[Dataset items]
▼▼▼
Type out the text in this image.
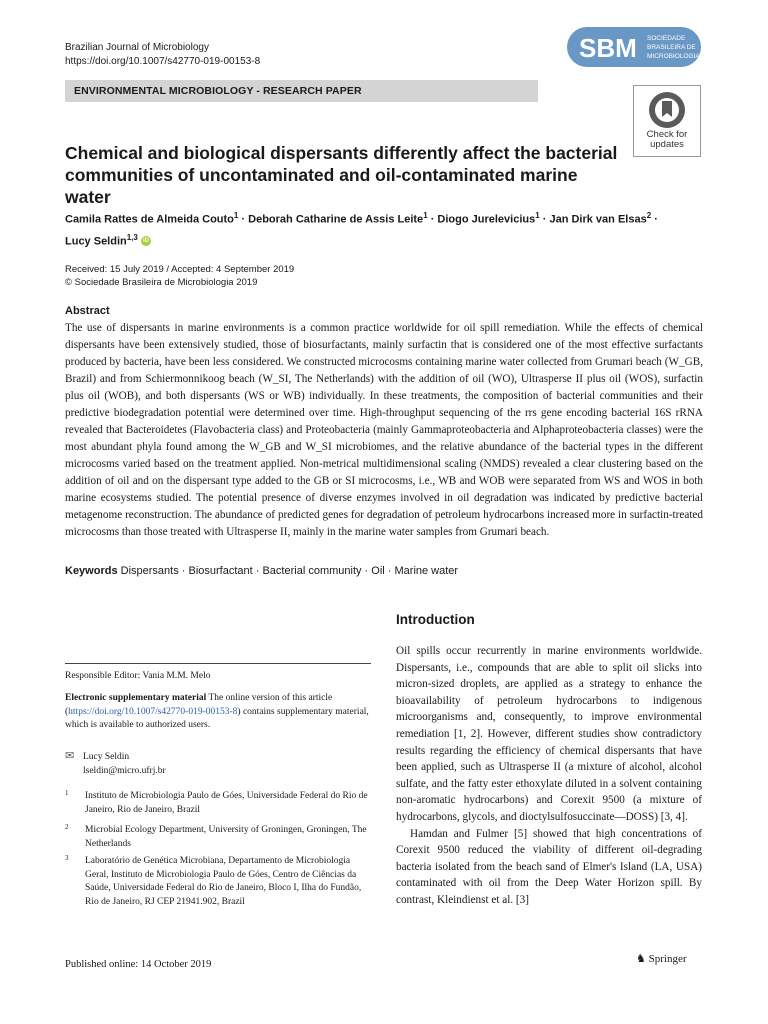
Brazilian Journal of Microbiology
https://doi.org/10.1007/s42770-019-00153-8	SBM SOCIEDADE
BRASILEIRA DE
MICROBIOLOGIA
ENVIRONMENTAL MICROBIOLOGY - RESEARCH PAPER
Check for
updates
Chemical and biological dispersants differently affect the bacterial communities of uncontaminated and oil-contaminated marine water
Camila Rattes de Almeida Couto$^1$ · Deborah Catharine de Assis Leite$^1$ · Diogo Jurelevicius$^1$ · Jan Dirk van Elsas$^2$ ·
Lucy Seldin$^{1,3}$ iD
Received: 15 July 2019 / Accepted: 4 September 2019
© Sociedade Brasileira de Microbiologia 2019
Abstract
The use of dispersants in marine environments is a common practice worldwide for oil spill remediation. While the effects of chemical dispersants have been extensively studied, those of biosurfactants, mainly surfactin that is considered one of the most effective surfactants produced by bacteria, have been less considered. We constructed microcosms containing marine water collected from Grumari beach (W_GB, Brazil) and from Schiermonnikoog beach (W_SI, The Netherlands) with the addition of oil (WO), Ultrasperse II plus oil (WOS), surfactin plus oil (WOB), and both dispersants (WS or WB) individually. In these treatments, the composition of bacterial communities and their predictive biodegradation potential were determined over time. High-throughput sequencing of the rrs gene encoding bacterial 16S rRNA revealed that Bacteroidetes (Flavobacteria class) and Proteobacteria (mainly Gammaproteobacteria and Alphaproteobacteria classes) were the most abundant phyla found among the W_GB and W_SI microbiomes, and the relative abundance of the bacterial types in the different microcosms varied based on the treatment applied. Non-metrical multidimensional scaling (NMDS) revealed a clear clustering based on the addition of oil and on the dispersant type added to the GB or SI microcosms, i.e., WB and WOB were separated from WS and WOS in both marine ecosystems studied. The potential presence of diverse enzymes involved in oil degradation was indicated by predictive bacterial metagenome reconstruction. The abundance of predicted genes for degradation of petroleum hydrocarbons increased more in surfactin-treated microcosms than those treated with Ultrasperse II, mainly in the marine water samples from Grumari beach.
Keywords Dispersants · Biosurfactant · Bacterial community · Oil · Marine water
Introduction

Oil spills occur recurrently in marine environments worldwide. Dispersants, i.e., compounds that are able to split oil slicks into micron-sized droplets, are applied as a strategy to enhance the bioavailability of petroleum hydrocarbons to indigenous microorganisms and, consequently, to improve environmental remediation [1, 2]. However, different studies show contradictory results regarding the efficiency of chemical dispersants that have been applied, such as Ultrasperse II (a mixture of alcohol, alcohol sulfate, and the fatty ester ethoxylate diluted in a solvent containing non-aromatic hydrocarbons) and Corexit 9500 (a mixture of hydrocarbons, glycols, and dioctylsulfosuccinate—DOSS) [3, 4].

Hamdan and Fulmer [5] showed that high concentrations of Corexit 9500 reduced the viability of different oil-degrading bacteria isolated from the beach sand of Elmer's Island (LA, USA) contaminated with oil from the Deep Water Horizon spill. By contrast, Kleindienst et al. [3]

Responsible Editor: Vania M.M. Melo
Electronic supplementary material The online version of this article (https://doi.org/10.1007/s42770-019-00153-8) contains supplementary material, which is available to authorized users.
✉ Lucy Seldin
lseldin@micro.ufrj.br
1 Instituto de Microbiologia Paulo de Góes, Universidade Federal do Rio de Janeiro, Rio de Janeiro, Brazil
2 Microbial Ecology Department, University of Groningen, Groningen, The Netherlands
3 Laboratório de Genética Microbiana, Departamento de Microbiologia Geral, Instituto de Microbiologia Paulo de Góes, Centro de Ciências da Saúde, Universidade Federal do Rio de Janeiro, Bloco I, Ilha do Fundão, Rio de Janeiro, RJ CEP 21941.902, Brazil
Published online: 14 October 2019	♞ Springer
▲▲▲
* Task goal
When you copy the entries, keep every word exactly as it stands and drop any pictures.

* Task solution
Type out the text in this image.
Brazilian Journal of Microbiology
https://doi.org/10.1007/s42770-019-00153-8	SBM SOCIEDADE
BRASILEIRA DE
MICROBIOLOGIA
ENVIRONMENTAL MICROBIOLOGY - RESEARCH PAPER
Check for
updates
Chemical and biological dispersants differently affect the bacterial communities of uncontaminated and oil-contaminated marine water
Camila Rattes de Almeida Couto$^1$ · Deborah Catharine de Assis Leite$^1$ · Diogo Jurelevicius$^1$ · Jan Dirk van Elsas$^2$ ·
Lucy Seldin$^{1,3}$ iD
Received: 15 July 2019 / Accepted: 4 September 2019
© Sociedade Brasileira de Microbiologia 2019
Abstract
The use of dispersants in marine environments is a common practice worldwide for oil spill remediation. While the effects of chemical dispersants have been extensively studied, those of biosurfactants, mainly surfactin that is considered one of the most effective surfactants produced by bacteria, have been less considered. We constructed microcosms containing marine water collected from Grumari beach (W_GB, Brazil) and from Schiermonnikoog beach (W_SI, The Netherlands) with the addition of oil (WO), Ultrasperse II plus oil (WOS), surfactin plus oil (WOB), and both dispersants (WS or WB) individually. In these treatments, the composition of bacterial communities and their predictive biodegradation potential were determined over time. High-throughput sequencing of the rrs gene encoding bacterial 16S rRNA revealed that Bacteroidetes (Flavobacteria class) and Proteobacteria (mainly Gammaproteobacteria and Alphaproteobacteria classes) were the most abundant phyla found among the W_GB and W_SI microbiomes, and the relative abundance of the bacterial types in the different microcosms varied based on the treatment applied. Non-metrical multidimensional scaling (NMDS) revealed a clear clustering based on the addition of oil and on the dispersant type added to the GB or SI microcosms, i.e., WB and WOB were separated from WS and WOS in both marine ecosystems studied. The potential presence of diverse enzymes involved in oil degradation was indicated by predictive bacterial metagenome reconstruction. The abundance of predicted genes for degradation of petroleum hydrocarbons increased more in surfactin-treated microcosms than those treated with Ultrasperse II, mainly in the marine water samples from Grumari beach.
Keywords Dispersants · Biosurfactant · Bacterial community · Oil · Marine water
Introduction

Oil spills occur recurrently in marine environments worldwide. Dispersants, i.e., compounds that are able to split oil slicks into micron-sized droplets, are applied as a strategy to enhance the bioavailability of petroleum hydrocarbons to indigenous microorganisms and, consequently, to improve environmental remediation [1, 2]. However, different studies show contradictory results regarding the efficiency of chemical dispersants that have been applied, such as Ultrasperse II (a mixture of alcohol, alcohol sulfate, and the fatty ester ethoxylate diluted in a solvent containing non-aromatic hydrocarbons) and Corexit 9500 (a mixture of hydrocarbons, glycols, and dioctylsulfosuccinate—DOSS) [3, 4].

Hamdan and Fulmer [5] showed that high concentrations of Corexit 9500 reduced the viability of different oil-degrading bacteria isolated from the beach sand of Elmer's Island (LA, USA) contaminated with oil from the Deep Water Horizon spill. By contrast, Kleindienst et al. [3]

Responsible Editor: Vania M.M. Melo
Electronic supplementary material The online version of this article (https://doi.org/10.1007/s42770-019-00153-8) contains supplementary material, which is available to authorized users.
✉ Lucy Seldin
lseldin@micro.ufrj.br
1 Instituto de Microbiologia Paulo de Góes, Universidade Federal do Rio de Janeiro, Rio de Janeiro, Brazil
2 Microbial Ecology Department, University of Groningen, Groningen, The Netherlands
3 Laboratório de Genética Microbiana, Departamento de Microbiologia Geral, Instituto de Microbiologia Paulo de Góes, Centro de Ciências da Saúde, Universidade Federal do Rio de Janeiro, Bloco I, Ilha do Fundão, Rio de Janeiro, RJ CEP 21941.902, Brazil
Published online: 14 October 2019	♞ Springer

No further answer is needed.